■ WRITTEN INSTRUCTION
Quote every line as given.

■ RECORD EXTRACTS
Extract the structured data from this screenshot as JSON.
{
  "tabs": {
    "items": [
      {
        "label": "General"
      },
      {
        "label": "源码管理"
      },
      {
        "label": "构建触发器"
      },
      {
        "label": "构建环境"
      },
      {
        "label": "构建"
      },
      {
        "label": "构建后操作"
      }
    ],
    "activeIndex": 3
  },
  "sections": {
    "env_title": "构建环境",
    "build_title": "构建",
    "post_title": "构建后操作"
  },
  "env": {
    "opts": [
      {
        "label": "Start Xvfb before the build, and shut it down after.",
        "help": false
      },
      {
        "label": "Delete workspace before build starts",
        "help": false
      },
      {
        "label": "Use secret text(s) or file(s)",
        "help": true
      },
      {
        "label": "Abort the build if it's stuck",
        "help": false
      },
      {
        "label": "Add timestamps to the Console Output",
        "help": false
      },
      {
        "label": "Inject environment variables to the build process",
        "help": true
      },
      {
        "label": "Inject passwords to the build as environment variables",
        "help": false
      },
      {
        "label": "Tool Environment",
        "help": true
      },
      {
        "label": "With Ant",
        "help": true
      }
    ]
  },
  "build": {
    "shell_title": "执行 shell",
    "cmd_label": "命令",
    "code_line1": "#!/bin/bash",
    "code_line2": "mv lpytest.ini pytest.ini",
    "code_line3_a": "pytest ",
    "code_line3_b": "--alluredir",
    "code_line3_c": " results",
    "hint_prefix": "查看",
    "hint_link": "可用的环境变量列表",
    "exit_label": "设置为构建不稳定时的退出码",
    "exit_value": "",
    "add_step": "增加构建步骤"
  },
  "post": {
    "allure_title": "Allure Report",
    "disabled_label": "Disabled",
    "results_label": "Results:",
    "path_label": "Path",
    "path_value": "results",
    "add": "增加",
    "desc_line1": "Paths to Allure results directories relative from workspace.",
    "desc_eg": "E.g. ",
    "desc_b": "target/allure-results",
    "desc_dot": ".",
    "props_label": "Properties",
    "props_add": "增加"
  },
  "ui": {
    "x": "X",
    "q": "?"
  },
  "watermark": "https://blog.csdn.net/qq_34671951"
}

■ CORRECT RESPONSE
Extract the structured data from this screenshot as JSON.
{
  "tabs": {
    "items": [
      {
        "label": "General"
      },
      {
        "label": "源码管理"
      },
      {
        "label": "构建触发器"
      },
      {
        "label": "构建环境"
      },
      {
        "label": "构建"
      },
      {
        "label": "构建后操作"
      }
    ],
    "activeIndex": 3
  },
  "sections": {
    "env_title": "构建环境",
    "build_title": "构建",
    "post_title": "构建后操作"
  },
  "env": {
    "opts": [
      {
        "label": "Start Xvfb before the build, and shut it down after.",
        "help": false
      },
      {
        "label": "Delete workspace before build starts",
        "help": false
      },
      {
        "label": "Use secret text(s) or file(s)",
        "help": true
      },
      {
        "label": "Abort the build if it's stuck",
        "help": false
      },
      {
        "label": "Add timestamps to the Console Output",
        "help": false
      },
      {
        "label": "Inject environment variables to the build process",
        "help": true
      },
      {
        "label": "Inject passwords to the build as environment variables",
        "help": false
      },
      {
        "label": "Tool Environment",
        "help": true
      },
      {
        "label": "With Ant",
        "help": true
      }
    ]
  },
  "build": {
    "shell_title": "执行 shell",
    "cmd_label": "命令",
    "code_line1": "#!/bin/bash",
    "code_line2": "mv lpytest.ini pytest.ini",
    "code_line3_a": "pytest ",
    "code_line3_b": "--alluredir",
    "code_line3_c": " results",
    "hint_prefix": "查看",
    "hint_link": "可用的环境变量列表",
    "exit_label": "设置为构建不稳定时的退出码",
    "exit_value": "",
    "add_step": "增加构建步骤"
  },
  "post": {
    "allure_title": "Allure Report",
    "disabled_label": "Disabled",
    "results_label": "Results:",
    "path_label": "Path",
    "path_value": "results",
    "add": "增加",
    "desc_line1": "Paths to Allure results directories relative from workspace.",
    "desc_eg": "E.g. ",
    "desc_b": "target/allure-results",
    "desc_dot": ".",
    "props_label": "Properties",
    "props_add": "增加"
  },
  "ui": {
    "x": "X",
    "q": "?"
  },
  "watermark": "https://blog.csdn.net/qq_34671951"
}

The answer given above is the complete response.